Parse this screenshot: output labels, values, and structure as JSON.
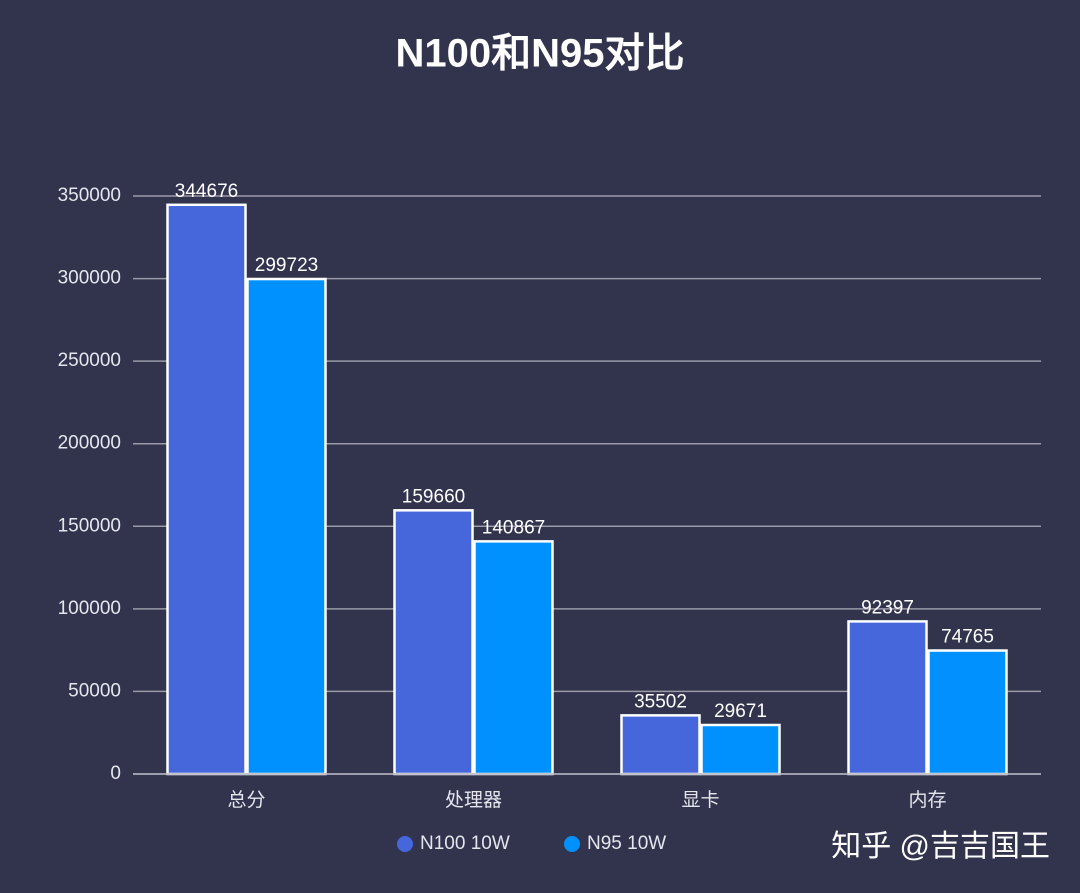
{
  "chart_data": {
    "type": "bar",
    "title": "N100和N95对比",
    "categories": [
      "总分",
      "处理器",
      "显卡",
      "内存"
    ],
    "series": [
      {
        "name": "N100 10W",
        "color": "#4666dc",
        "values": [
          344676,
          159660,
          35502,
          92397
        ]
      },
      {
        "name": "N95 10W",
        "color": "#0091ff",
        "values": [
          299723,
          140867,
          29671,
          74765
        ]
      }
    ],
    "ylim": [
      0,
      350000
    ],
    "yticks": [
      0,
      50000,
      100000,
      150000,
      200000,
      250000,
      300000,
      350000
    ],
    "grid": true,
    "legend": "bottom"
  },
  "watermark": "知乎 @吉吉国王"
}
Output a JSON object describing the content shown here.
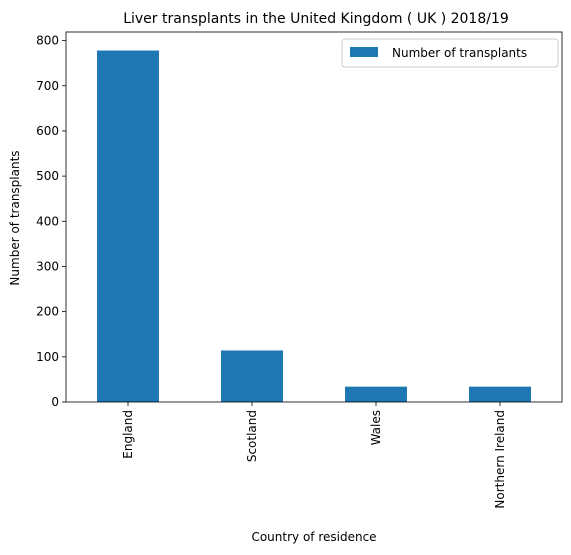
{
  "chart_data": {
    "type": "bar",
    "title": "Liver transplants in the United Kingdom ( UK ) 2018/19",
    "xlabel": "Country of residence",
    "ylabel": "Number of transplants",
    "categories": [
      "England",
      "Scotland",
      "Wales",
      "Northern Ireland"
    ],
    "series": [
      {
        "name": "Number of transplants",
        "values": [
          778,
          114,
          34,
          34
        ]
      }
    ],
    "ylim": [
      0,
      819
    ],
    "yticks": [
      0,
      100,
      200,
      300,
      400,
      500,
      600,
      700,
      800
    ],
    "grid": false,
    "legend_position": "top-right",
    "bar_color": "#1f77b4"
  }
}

• _Job_
Excluding pictures, copy exactly the lines from the line containing "Output a JSON" through the last line of the data, inclusive.

• _Exercise answer_
Output a JSON object describing the content shown here.
{
  "chart_data": {
    "type": "bar",
    "title": "Liver transplants in the United Kingdom ( UK ) 2018/19",
    "xlabel": "Country of residence",
    "ylabel": "Number of transplants",
    "categories": [
      "England",
      "Scotland",
      "Wales",
      "Northern Ireland"
    ],
    "series": [
      {
        "name": "Number of transplants",
        "values": [
          778,
          114,
          34,
          34
        ]
      }
    ],
    "ylim": [
      0,
      819
    ],
    "yticks": [
      0,
      100,
      200,
      300,
      400,
      500,
      600,
      700,
      800
    ],
    "grid": false,
    "legend_position": "top-right",
    "bar_color": "#1f77b4"
  }
}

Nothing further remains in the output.